## Goal of the exercise
Extract and list every line that contains the word "ylabel".
--- --- ---
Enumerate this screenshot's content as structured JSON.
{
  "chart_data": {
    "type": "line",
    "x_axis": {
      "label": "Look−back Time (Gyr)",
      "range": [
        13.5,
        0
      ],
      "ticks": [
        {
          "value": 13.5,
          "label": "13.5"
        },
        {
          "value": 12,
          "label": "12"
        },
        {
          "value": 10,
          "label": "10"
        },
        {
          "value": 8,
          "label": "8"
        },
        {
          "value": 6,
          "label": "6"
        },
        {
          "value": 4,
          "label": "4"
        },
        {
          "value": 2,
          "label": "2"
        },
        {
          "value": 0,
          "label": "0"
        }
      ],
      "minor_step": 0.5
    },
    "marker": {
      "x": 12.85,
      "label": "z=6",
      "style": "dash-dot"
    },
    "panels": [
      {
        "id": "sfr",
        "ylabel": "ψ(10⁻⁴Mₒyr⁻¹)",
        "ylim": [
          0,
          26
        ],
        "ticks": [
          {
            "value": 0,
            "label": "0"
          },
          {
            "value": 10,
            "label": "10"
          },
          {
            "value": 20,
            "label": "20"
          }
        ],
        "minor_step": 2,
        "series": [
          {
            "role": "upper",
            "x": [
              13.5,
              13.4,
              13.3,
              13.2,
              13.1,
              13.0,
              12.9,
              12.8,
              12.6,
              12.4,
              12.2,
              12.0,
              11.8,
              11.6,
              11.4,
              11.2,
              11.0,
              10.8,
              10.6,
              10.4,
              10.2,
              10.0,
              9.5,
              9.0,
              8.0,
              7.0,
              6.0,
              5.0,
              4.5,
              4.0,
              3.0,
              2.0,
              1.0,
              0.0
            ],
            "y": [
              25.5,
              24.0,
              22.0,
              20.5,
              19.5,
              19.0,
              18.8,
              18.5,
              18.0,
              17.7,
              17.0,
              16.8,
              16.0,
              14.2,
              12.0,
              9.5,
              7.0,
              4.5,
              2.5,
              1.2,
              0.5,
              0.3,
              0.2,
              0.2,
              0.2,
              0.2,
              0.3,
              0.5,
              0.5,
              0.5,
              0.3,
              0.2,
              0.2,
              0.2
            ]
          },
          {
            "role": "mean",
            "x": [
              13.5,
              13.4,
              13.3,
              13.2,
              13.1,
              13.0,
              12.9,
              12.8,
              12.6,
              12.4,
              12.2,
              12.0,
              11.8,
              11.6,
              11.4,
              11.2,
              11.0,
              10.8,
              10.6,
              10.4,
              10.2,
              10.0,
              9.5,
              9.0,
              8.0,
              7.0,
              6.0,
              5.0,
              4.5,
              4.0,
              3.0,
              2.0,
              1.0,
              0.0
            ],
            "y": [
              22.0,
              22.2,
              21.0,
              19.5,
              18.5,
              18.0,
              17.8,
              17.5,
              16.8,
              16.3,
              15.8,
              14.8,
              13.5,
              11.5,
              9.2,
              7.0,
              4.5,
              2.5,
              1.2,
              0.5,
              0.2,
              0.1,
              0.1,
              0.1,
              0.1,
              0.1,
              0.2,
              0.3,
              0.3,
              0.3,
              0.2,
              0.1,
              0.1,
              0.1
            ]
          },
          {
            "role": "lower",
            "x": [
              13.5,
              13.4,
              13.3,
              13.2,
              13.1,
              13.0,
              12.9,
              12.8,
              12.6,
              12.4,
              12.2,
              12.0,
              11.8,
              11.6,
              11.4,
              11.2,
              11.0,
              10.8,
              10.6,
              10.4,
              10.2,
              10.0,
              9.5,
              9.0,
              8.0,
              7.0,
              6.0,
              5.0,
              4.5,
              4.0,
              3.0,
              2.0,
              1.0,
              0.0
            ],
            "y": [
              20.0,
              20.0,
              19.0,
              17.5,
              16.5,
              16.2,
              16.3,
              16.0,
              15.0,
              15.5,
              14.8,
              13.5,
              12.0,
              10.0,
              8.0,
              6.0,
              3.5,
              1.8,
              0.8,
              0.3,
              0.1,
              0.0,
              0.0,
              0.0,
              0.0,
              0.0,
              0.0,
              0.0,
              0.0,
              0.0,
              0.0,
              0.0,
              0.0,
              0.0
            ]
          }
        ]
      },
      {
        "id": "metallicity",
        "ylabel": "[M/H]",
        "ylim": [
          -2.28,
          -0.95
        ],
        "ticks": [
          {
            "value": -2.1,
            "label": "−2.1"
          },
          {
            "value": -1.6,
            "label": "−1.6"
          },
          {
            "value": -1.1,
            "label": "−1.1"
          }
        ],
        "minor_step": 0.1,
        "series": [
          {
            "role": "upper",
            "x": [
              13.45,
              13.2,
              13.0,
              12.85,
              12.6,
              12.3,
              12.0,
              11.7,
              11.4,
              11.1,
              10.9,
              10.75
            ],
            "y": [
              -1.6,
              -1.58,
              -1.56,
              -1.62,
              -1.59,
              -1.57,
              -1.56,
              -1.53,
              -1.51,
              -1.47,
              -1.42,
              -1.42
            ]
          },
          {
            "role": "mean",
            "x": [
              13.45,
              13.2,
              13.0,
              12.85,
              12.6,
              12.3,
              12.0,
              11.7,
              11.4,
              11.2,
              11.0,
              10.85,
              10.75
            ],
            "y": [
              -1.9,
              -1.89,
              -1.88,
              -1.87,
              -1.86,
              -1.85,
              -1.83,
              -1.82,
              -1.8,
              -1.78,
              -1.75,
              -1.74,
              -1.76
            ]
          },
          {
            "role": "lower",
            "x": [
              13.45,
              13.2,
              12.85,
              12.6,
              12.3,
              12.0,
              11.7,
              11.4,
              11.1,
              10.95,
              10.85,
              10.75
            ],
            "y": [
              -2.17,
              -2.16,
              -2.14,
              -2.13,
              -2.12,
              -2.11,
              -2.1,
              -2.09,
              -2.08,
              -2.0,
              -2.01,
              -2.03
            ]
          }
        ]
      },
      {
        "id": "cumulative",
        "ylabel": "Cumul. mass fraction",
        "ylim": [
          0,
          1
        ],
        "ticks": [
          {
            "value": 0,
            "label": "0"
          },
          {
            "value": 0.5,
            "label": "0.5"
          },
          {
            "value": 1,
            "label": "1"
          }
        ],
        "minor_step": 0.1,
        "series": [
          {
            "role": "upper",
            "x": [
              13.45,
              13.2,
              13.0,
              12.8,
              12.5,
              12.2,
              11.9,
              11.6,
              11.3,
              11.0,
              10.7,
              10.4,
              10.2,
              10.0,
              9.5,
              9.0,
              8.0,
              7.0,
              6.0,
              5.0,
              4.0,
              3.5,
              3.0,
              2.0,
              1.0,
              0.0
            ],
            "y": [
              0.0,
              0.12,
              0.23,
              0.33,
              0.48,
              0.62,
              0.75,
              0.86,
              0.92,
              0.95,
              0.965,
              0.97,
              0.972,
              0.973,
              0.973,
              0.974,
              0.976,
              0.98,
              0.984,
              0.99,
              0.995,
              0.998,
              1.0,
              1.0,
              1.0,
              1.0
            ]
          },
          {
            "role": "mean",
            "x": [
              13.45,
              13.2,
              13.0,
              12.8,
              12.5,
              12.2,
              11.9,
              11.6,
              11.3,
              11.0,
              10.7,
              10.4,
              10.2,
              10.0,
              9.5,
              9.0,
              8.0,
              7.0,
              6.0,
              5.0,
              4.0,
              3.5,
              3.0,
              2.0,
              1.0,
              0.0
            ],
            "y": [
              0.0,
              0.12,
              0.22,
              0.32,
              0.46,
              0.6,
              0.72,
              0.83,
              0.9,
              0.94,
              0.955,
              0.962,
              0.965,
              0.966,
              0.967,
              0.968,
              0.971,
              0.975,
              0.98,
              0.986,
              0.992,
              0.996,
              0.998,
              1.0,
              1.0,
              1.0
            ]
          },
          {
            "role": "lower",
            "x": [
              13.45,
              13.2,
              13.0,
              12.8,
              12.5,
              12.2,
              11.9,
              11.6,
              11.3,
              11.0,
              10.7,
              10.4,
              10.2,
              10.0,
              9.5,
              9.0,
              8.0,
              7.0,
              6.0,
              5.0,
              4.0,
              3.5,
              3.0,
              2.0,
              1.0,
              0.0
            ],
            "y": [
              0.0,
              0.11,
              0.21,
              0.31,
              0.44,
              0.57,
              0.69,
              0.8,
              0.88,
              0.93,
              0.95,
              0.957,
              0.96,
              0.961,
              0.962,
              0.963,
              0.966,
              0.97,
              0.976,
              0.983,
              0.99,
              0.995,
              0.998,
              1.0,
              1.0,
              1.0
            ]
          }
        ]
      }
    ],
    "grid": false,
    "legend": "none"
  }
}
--- --- ---
## In response
        "ylabel": "ψ(10⁻⁴Mₒyr⁻¹)",
        "ylabel": "[M/H]",
        "ylabel": "Cumul. mass fraction",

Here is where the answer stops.